Perché, Lettore, come sottolineato in più occasioni, la tipologia dei borghi avrebbe fatto riferimento alla Decreto Assessoriale 295 del 1 aprile 1953 che, riprendendo il Decreto Interministeriale del 3 Gennaio 1941, nr 11255 (che, a sua volta, traeva ispirazione dalla classificazione dell’Istituto VE III), suddivideva i borghi in tre tipologie, “A”,”B” e “C”, ognuna delle quali avrebbe dovuto rispondere a requisiti precisi. Sebbene il decreto assessoriale consentisse una maggiore libertà nella pianificazione, per cui la tipologia dei borghi sarebbe genericamente stata determinata ”in relazione con la presumibile densità demografica dei singoli settori della colonizzazione”, di fatto la pianificazione era restata ancorata al rigido schematismo precedente che si avvaleva della misura dei raggi di influenza; la mappa del 1956 è ancora redatta secondo tale principio:




Ma tutti i criteri vennero disattesi nella confusione che governava le attività dell’Ente. Ad un tratto, dai borghi di tipo “C” scomparvero le chiese, mentre aveva fatto la sua comparsa stabile una “sede cooperativa” (verosimilmente, l’applicazione pratica dell’interpretazione che l’ERAS dava al comma finale dell’articolo 2 della legge 104). In alcuni casi l’unico edificio di servizio era costituito da una scuola; gli uffici dell’ERAS destinati alle progettazioni cominciarono a preferire la denominazione di “borgo ridotto” a quella di borgo “C”.

○ ○ ○

[Compito richiesto 1]: Disponi in un elenco numerato le righe dei record che vanno dall'inizio dei record fino alla riga contenente "data-label: 13% <box>325 643 343 674</box>", estremi inclusi. Ometti le righe vuote.
[Compito richiesto 2]: Prosegui il testo sulla tipologia dei borghi dell'ERAS, riprendendo subito dopo l'ultima frase riportata.

[Annotazioni degli elementi di layout]:
○ ○ ○

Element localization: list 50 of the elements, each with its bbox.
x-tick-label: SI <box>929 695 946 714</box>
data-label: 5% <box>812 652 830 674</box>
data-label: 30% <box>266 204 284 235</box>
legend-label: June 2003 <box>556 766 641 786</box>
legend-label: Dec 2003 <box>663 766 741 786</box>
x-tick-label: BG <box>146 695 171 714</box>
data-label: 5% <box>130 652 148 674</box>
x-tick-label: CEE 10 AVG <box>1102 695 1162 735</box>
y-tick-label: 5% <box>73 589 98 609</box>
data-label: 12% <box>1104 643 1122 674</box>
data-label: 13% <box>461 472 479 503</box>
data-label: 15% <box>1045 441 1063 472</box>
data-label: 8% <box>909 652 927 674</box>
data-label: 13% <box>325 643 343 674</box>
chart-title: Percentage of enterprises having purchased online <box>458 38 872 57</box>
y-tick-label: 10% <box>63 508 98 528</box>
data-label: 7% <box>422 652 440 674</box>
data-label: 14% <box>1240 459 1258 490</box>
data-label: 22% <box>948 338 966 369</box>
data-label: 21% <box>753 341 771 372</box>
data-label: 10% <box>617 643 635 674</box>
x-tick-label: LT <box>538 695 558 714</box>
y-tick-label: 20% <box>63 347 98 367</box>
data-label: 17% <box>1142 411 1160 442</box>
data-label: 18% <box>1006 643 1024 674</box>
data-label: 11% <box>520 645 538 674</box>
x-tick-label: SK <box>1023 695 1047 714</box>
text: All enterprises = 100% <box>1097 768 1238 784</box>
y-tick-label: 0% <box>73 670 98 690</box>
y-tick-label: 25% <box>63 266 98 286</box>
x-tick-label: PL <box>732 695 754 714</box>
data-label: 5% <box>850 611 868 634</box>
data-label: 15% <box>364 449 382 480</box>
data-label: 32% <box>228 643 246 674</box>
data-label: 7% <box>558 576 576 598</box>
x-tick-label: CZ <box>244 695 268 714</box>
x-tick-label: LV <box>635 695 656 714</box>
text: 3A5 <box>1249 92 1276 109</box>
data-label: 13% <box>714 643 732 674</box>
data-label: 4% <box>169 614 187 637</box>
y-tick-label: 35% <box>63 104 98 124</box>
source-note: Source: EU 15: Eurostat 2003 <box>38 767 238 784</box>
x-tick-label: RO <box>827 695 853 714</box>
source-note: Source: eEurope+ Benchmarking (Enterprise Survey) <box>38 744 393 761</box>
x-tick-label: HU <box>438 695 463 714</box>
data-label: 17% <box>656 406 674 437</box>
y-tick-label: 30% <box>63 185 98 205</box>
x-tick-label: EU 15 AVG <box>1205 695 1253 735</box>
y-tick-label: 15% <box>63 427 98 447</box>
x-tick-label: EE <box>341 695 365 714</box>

○ ○ ○

[Risposta 1]:
1. Element localization: list 50 of the elements, each with its bbox.
2. x-tick-label: SI <box>929 695 946 714</box>
3. data-label: 5% <box>812 652 830 674</box>
4. data-label: 30% <box>266 204 284 235</box>
5. legend-label: June 2003 <box>556 766 641 786</box>
6. legend-label: Dec 2003 <box>663 766 741 786</box>
7. x-tick-label: BG <box>146 695 171 714</box>
8. data-label: 5% <box>130 652 148 674</box>
9. x-tick-label: CEE 10 AVG <box>1102 695 1162 735</box>
10. y-tick-label: 5% <box>73 589 98 609</box>
11. data-label: 12% <box>1104 643 1122 674</box>
12. data-label: 13% <box>461 472 479 503</box>
13. data-label: 15% <box>1045 441 1063 472</box>
14. data-label: 8% <box>909 652 927 674</box>
15. data-label: 13% <box>325 643 343 674</box>

[Risposta 2]:
Sul perché dell’improvvisa scomparsa degli edifici ecclesiastici mi sono sempre interrogato; perché mai? Sebbene, come ribadito più volte, non sia religioso (nel senso più ampio in cui questa affermazione possa essere intesa), mi rendo conto di come la religione per diverse persone possa essere un’esigenza. E che ciò sia particolarmente vero per il ceto rurale siciliano è dimostrato, se non da altro, almeno dalla toponimia; la maggior parte dei luoghi sono “San” qualcosa, quando non “Madonna” di qualcosa. Persino a chi ha dato una sistemata agli archivi dell’Ente non è nemmeno passato per la mente che “S. Giuliano” potesse essere “Salvatore Giuliano” e non “San Giuliano”.

Ma allora, perché privare i contadini di un servizio che vedevano come importante, tanto importante da tassarsi per l’ultimazione di una chiesa? O, come vedremo più avanti, da richiederne esplicitamente la costruzione? Non saprei se vedere in tale atteggiamento, il prevalere di una corrente fortemente laica all’interno dell’Ente, o la deliberata intenzione di escludere le autorità ecclesiastiche dalla gestione dei servizi; vista la prevalenza della corrente politica dei tempi, ambedue le spiegazioni risulterebbero poco verosimili.

Quindi, come sottolineato prima, l’ERAS aveva meticolosamente ricoperto di borghi rurali l’intera Sicilia, almeno sulla mappa del 1956; ma senza che a tale, apparentemente, accurata pianificazione corrispondesse un’altrettanto attenta e coordinata azione. Segno del fatto che la pianificazione, fine a sé stessa, avveniva nel chiuso degli uffici, senza la benché minima cognizione di quali fossero le reali situazioni e le effettive necessità. Cognizione che d’altra parte sarebbe stata superflua se qualunque progettazione, realizzata o meno che fosse stata, veniva intrapresa con il presupposto che il borgo, una volta costruito, sarebbe stato ceduto al comune nel comprensorio del quale ricadeva, e quindi non sarebbe mai servito allo scopo per il quale sarebbe nato. Evidentemente, erano ben altre le spinte propulsive che conducevano a pianificare una tale pletora di borghi da donare ai comuni.

Dei borghi rurali pianificati, alcuni vennero progettati ma mai realizzati, a volte affidando l’incarico a professionisti esterni all’Ente, regolarmente pagati.

Altri borghi vennero pianificati ma mai nemmeno progettati; tuttavia ne vennero realizzate le strade d’accesso, appaltate ad imprese anch’esse regolarmente pagate, ma che in qualche caso si fecero addirittura rimborsare a consuntivo manufatti eseguiti di propria iniziativa, senza alcuna autorizzazione preventiva.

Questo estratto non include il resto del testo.